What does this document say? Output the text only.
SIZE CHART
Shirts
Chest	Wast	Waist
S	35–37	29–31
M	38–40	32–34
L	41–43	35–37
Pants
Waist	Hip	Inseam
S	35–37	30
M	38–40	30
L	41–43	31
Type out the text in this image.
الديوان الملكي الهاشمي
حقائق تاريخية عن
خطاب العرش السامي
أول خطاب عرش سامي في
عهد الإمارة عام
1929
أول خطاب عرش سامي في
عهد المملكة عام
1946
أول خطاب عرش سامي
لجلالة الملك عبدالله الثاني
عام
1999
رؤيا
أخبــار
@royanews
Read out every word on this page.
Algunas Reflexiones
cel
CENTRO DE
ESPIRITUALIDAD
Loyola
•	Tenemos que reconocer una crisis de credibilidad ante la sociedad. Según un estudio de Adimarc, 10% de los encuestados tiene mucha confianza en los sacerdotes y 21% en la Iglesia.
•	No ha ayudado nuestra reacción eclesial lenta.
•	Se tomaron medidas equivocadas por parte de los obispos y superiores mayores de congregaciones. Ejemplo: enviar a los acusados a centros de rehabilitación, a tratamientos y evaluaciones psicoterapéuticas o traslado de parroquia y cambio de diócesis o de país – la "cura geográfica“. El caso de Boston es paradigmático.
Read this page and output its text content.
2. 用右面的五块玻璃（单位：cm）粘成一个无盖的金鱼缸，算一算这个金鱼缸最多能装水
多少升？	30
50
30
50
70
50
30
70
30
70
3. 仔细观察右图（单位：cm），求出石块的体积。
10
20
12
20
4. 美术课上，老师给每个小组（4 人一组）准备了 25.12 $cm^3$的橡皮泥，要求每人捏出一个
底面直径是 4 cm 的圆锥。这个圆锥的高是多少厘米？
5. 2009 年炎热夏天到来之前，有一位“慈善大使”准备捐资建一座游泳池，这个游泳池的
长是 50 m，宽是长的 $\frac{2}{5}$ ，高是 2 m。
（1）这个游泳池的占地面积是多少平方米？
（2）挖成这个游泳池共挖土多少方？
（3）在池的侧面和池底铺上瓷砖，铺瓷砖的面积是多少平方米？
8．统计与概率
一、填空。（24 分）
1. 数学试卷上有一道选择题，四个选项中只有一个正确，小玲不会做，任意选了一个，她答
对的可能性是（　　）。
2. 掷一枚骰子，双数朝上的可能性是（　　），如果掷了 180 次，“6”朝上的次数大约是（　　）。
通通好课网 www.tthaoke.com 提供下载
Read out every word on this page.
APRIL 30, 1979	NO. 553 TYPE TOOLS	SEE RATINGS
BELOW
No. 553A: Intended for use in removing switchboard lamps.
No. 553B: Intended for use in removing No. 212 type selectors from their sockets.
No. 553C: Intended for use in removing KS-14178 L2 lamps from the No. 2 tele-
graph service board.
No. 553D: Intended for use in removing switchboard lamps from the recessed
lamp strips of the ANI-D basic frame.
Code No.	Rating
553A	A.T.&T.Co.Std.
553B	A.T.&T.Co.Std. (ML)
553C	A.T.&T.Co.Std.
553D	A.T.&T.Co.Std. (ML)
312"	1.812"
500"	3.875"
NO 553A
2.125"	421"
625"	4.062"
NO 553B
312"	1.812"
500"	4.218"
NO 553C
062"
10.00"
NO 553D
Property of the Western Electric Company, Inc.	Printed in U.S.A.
···
EXERCISE REQUIREMENTS: Whenever "switchboard" turns up in a line, pick that line out.

OUTPUT OF THE EXERCISE:
No. 553A: Intended for use in removing switchboard lamps.
No. 553D: Intended for use in removing switchboard lamps from the recessed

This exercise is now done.